* To do
Find each line holding the word "apiciqa" and give the total alone.

◇ ◇ ◇ ◇ ◇ ◇ ◇

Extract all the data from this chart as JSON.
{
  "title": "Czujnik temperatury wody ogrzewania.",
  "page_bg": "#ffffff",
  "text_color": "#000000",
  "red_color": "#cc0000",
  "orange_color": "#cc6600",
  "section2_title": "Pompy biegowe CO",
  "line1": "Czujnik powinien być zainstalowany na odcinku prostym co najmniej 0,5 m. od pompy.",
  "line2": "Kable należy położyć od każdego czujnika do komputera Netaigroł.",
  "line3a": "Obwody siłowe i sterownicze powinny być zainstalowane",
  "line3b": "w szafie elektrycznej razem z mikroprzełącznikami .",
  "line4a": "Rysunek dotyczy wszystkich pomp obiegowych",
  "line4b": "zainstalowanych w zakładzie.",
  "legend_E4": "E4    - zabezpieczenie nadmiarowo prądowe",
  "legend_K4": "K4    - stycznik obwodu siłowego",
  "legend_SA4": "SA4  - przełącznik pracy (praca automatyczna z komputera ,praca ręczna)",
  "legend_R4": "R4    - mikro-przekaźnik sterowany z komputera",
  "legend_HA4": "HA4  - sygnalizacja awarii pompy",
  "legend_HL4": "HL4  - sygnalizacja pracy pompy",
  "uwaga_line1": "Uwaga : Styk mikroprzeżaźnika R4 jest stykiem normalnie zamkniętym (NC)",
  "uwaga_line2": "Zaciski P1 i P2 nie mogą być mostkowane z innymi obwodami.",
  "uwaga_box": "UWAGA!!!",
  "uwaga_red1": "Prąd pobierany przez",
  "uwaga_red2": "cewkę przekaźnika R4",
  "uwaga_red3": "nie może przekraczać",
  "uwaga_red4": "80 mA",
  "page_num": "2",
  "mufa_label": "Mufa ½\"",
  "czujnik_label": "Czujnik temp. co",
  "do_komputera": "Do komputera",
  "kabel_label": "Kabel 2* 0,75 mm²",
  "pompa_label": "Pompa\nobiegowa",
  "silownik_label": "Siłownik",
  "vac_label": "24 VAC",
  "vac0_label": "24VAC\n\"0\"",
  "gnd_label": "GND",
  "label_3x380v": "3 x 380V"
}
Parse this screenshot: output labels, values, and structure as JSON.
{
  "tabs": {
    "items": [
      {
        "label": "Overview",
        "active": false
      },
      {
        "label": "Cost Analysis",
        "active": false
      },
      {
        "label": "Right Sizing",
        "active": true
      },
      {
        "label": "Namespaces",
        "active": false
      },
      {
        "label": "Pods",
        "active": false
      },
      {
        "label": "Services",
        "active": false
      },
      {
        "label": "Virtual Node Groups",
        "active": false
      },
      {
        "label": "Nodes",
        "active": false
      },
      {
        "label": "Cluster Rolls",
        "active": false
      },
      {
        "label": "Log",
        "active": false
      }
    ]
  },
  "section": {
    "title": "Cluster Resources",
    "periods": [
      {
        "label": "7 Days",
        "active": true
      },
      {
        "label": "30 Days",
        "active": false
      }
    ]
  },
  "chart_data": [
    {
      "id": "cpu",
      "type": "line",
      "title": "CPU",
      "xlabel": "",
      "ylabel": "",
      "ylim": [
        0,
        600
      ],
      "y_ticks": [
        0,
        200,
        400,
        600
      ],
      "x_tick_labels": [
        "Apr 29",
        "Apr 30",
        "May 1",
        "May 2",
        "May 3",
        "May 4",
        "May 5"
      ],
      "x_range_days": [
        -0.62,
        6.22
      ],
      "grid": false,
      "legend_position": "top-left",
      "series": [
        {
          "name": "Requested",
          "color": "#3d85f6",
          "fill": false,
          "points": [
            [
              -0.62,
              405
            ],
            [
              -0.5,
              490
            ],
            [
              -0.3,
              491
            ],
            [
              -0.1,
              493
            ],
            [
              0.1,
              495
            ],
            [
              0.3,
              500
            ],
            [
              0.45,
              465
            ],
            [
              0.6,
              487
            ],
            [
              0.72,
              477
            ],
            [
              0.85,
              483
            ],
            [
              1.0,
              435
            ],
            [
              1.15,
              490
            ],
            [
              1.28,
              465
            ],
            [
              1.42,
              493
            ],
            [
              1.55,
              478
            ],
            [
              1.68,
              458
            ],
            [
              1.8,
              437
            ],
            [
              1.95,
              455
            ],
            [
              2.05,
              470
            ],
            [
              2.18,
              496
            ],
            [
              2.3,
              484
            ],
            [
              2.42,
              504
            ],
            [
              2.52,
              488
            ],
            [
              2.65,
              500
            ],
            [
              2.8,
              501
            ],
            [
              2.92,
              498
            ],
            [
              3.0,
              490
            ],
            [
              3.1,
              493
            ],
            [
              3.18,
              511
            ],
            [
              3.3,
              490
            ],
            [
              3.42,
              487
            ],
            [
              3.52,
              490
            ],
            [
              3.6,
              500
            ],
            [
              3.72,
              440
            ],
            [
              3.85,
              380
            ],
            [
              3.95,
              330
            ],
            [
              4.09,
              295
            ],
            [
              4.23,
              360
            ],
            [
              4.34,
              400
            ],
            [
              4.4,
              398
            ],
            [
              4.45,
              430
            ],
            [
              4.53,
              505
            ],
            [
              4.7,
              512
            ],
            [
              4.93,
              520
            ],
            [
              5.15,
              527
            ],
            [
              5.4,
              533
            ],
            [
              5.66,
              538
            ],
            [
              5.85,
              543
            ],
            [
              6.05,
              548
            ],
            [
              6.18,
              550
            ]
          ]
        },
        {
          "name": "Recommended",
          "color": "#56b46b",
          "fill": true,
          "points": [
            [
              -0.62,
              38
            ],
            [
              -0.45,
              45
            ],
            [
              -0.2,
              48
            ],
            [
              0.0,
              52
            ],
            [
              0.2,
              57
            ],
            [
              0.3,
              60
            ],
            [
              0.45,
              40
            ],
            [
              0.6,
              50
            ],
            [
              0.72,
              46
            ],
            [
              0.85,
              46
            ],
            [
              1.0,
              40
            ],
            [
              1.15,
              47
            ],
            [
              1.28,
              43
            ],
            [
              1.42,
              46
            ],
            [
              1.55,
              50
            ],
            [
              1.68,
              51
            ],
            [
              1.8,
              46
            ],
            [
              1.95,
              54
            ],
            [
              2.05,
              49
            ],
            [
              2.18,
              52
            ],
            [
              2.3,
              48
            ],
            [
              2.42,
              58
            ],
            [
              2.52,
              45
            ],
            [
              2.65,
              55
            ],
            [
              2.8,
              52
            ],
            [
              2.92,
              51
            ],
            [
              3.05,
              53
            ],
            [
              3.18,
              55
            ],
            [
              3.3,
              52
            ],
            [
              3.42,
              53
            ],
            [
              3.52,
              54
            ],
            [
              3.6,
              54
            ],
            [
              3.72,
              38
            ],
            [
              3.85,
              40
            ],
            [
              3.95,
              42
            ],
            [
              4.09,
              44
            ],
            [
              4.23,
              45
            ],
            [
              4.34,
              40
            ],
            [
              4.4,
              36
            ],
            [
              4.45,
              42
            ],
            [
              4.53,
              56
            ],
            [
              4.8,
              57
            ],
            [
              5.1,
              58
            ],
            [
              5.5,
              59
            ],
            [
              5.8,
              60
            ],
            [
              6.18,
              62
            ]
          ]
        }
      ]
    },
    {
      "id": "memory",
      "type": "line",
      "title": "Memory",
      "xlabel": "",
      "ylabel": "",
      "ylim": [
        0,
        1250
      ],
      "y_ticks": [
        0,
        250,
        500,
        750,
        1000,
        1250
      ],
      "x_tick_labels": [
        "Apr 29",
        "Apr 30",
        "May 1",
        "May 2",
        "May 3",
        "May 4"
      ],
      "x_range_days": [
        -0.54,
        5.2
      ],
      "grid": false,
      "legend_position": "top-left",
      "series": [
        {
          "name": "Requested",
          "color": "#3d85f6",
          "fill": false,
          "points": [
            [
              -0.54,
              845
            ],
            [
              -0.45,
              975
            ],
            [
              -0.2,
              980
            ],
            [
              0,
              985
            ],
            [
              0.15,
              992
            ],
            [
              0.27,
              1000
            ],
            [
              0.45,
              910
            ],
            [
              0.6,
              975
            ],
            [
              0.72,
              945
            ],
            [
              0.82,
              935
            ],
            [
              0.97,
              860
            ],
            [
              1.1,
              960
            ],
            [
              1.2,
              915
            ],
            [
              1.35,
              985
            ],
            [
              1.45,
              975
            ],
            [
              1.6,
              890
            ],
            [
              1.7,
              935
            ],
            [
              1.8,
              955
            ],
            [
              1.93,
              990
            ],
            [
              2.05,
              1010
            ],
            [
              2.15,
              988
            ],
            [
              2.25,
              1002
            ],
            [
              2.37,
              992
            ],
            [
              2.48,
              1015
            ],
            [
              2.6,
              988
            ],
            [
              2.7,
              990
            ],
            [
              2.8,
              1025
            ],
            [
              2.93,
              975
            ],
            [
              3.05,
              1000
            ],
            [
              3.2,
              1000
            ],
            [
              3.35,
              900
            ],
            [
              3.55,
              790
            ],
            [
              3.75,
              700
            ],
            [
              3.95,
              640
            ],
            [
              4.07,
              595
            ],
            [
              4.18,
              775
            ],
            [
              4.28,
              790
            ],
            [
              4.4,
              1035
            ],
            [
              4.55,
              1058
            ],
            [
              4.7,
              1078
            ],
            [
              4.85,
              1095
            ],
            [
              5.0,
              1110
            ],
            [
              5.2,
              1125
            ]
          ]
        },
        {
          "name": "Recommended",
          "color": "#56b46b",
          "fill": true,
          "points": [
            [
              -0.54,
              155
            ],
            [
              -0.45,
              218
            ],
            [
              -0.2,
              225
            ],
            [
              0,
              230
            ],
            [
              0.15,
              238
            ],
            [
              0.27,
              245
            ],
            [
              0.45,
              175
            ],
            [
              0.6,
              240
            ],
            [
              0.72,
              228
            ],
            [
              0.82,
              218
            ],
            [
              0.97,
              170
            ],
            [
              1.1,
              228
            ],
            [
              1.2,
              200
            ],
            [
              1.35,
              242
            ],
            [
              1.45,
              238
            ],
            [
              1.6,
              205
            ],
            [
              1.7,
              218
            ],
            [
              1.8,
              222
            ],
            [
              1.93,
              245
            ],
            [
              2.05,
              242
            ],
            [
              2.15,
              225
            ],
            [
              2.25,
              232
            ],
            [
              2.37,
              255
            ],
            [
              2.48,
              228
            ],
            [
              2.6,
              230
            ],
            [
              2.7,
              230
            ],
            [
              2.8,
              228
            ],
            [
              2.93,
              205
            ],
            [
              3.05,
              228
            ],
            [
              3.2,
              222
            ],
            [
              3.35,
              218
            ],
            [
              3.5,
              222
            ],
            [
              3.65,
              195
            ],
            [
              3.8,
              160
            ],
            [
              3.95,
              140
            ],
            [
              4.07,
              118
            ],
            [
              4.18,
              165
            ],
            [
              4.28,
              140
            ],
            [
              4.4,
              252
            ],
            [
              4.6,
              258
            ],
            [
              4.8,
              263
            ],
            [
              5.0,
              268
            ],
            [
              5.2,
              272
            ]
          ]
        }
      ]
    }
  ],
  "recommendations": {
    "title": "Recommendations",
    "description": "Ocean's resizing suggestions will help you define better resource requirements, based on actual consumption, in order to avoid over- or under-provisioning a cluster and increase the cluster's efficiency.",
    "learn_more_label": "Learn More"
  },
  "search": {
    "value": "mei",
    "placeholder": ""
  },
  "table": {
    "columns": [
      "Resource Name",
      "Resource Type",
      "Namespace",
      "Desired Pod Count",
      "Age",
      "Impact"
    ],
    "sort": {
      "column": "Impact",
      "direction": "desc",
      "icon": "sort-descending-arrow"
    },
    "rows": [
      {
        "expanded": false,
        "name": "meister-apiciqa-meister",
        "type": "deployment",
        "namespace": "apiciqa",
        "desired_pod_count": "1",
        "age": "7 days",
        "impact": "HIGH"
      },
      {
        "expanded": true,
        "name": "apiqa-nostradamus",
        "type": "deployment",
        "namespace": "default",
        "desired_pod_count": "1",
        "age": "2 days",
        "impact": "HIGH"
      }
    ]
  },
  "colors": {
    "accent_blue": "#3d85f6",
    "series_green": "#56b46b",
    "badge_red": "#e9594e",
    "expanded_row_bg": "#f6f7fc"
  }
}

◇ ◇ ◇ ◇ ◇ ◇ ◇

* Task result
2